>> Begin Materials provided

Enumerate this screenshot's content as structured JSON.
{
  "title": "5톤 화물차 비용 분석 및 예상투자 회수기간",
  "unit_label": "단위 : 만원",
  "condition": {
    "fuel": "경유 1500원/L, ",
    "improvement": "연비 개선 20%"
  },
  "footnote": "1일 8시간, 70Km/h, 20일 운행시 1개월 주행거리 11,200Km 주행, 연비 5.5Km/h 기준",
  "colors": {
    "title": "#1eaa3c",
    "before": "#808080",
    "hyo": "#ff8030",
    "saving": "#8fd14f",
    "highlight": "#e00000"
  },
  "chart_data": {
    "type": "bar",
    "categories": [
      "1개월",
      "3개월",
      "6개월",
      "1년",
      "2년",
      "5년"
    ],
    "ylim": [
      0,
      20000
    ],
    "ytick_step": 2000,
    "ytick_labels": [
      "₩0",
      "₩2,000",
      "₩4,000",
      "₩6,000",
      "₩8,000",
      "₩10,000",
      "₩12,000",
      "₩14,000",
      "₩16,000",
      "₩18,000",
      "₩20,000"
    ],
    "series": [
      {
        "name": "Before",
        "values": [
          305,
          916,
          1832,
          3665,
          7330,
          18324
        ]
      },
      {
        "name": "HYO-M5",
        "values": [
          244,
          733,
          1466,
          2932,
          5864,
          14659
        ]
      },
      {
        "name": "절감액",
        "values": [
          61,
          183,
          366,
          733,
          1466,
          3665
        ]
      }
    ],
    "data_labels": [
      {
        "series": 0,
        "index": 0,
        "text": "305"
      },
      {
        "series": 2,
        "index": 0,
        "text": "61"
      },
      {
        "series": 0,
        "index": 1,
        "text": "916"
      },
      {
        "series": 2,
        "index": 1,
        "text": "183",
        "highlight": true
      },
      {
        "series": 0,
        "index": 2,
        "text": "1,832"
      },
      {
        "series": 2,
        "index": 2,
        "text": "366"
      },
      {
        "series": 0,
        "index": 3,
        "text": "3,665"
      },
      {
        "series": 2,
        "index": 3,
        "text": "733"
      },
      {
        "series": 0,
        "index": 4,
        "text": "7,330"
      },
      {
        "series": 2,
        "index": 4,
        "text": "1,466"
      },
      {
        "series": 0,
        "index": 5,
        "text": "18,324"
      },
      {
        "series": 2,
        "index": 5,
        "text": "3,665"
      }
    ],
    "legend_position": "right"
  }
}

>> End Materials provided

### Given instruction
Extract every line above exactly as it stands.

### Result of this task
Enumerate this screenshot's content as structured JSON.
{
  "title": "5톤 화물차 비용 분석 및 예상투자 회수기간",
  "unit_label": "단위 : 만원",
  "condition": {
    "fuel": "경유 1500원/L, ",
    "improvement": "연비 개선 20%"
  },
  "footnote": "1일 8시간, 70Km/h, 20일 운행시 1개월 주행거리 11,200Km 주행, 연비 5.5Km/h 기준",
  "colors": {
    "title": "#1eaa3c",
    "before": "#808080",
    "hyo": "#ff8030",
    "saving": "#8fd14f",
    "highlight": "#e00000"
  },
  "chart_data": {
    "type": "bar",
    "categories": [
      "1개월",
      "3개월",
      "6개월",
      "1년",
      "2년",
      "5년"
    ],
    "ylim": [
      0,
      20000
    ],
    "ytick_step": 2000,
    "ytick_labels": [
      "₩0",
      "₩2,000",
      "₩4,000",
      "₩6,000",
      "₩8,000",
      "₩10,000",
      "₩12,000",
      "₩14,000",
      "₩16,000",
      "₩18,000",
      "₩20,000"
    ],
    "series": [
      {
        "name": "Before",
        "values": [
          305,
          916,
          1832,
          3665,
          7330,
          18324
        ]
      },
      {
        "name": "HYO-M5",
        "values": [
          244,
          733,
          1466,
          2932,
          5864,
          14659
        ]
      },
      {
        "name": "절감액",
        "values": [
          61,
          183,
          366,
          733,
          1466,
          3665
        ]
      }
    ],
    "data_labels": [
      {
        "series": 0,
        "index": 0,
        "text": "305"
      },
      {
        "series": 2,
        "index": 0,
        "text": "61"
      },
      {
        "series": 0,
        "index": 1,
        "text": "916"
      },
      {
        "series": 2,
        "index": 1,
        "text": "183",
        "highlight": true
      },
      {
        "series": 0,
        "index": 2,
        "text": "1,832"
      },
      {
        "series": 2,
        "index": 2,
        "text": "366"
      },
      {
        "series": 0,
        "index": 3,
        "text": "3,665"
      },
      {
        "series": 2,
        "index": 3,
        "text": "733"
      },
      {
        "series": 0,
        "index": 4,
        "text": "7,330"
      },
      {
        "series": 2,
        "index": 4,
        "text": "1,466"
      },
      {
        "series": 0,
        "index": 5,
        "text": "18,324"
      },
      {
        "series": 2,
        "index": 5,
        "text": "3,665"
      }
    ],
    "legend_position": "right"
  }
}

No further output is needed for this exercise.